TASK TO COMPLETE: Find each line in the data below that contains the word "Text" and copy those lines out in full. Case counts.

□ □ □ □

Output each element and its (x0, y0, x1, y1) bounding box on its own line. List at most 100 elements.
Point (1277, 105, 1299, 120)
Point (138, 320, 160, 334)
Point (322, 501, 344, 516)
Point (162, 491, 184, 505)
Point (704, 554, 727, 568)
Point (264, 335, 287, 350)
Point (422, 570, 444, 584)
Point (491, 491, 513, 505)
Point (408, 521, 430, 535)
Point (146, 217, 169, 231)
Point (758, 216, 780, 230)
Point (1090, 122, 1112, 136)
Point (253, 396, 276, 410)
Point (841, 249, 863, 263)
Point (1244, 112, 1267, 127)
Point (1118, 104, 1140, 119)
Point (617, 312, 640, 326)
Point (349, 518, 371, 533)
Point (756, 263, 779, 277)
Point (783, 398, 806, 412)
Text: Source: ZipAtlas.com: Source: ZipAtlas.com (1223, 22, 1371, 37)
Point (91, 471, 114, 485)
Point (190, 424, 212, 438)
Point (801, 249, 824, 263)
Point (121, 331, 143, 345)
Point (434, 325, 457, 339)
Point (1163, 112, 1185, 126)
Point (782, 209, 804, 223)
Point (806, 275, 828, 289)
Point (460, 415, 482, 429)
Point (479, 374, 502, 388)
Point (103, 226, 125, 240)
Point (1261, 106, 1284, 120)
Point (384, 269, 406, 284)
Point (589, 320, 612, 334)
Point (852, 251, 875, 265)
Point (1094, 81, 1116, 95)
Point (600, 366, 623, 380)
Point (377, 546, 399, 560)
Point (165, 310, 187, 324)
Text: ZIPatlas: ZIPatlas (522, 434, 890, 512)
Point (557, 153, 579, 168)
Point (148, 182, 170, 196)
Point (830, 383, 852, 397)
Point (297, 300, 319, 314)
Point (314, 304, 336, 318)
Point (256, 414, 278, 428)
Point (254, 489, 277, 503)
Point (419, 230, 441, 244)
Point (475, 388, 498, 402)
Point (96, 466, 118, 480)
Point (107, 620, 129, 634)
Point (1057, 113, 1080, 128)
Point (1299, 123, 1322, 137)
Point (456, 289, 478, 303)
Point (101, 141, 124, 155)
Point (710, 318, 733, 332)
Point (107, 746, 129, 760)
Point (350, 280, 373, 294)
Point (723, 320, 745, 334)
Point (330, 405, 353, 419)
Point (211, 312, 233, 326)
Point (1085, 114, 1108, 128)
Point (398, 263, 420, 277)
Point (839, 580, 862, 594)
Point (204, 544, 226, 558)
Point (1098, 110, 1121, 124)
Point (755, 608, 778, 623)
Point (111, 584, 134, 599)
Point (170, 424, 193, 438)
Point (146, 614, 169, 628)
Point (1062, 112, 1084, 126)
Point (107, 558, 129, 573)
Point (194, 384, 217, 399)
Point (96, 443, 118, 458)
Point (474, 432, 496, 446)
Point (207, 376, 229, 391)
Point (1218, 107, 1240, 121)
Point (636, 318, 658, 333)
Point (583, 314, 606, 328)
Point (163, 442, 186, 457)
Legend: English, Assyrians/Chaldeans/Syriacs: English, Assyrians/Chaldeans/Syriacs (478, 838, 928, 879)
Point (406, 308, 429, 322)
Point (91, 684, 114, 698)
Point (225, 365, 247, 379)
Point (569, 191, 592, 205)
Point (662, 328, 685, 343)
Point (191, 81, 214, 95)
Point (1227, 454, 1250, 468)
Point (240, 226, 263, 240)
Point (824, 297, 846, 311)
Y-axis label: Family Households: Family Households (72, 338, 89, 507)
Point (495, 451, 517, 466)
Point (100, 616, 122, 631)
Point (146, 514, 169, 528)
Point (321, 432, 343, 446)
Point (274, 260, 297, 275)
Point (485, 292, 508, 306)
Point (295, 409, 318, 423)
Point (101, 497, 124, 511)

□ □ □ □

SOLUTION BELOW:
Text: Source: ZipAtlas.com: Source: ZipAtlas.com (1223, 22, 1371, 37)
Text: ZIPatlas: ZIPatlas (522, 434, 890, 512)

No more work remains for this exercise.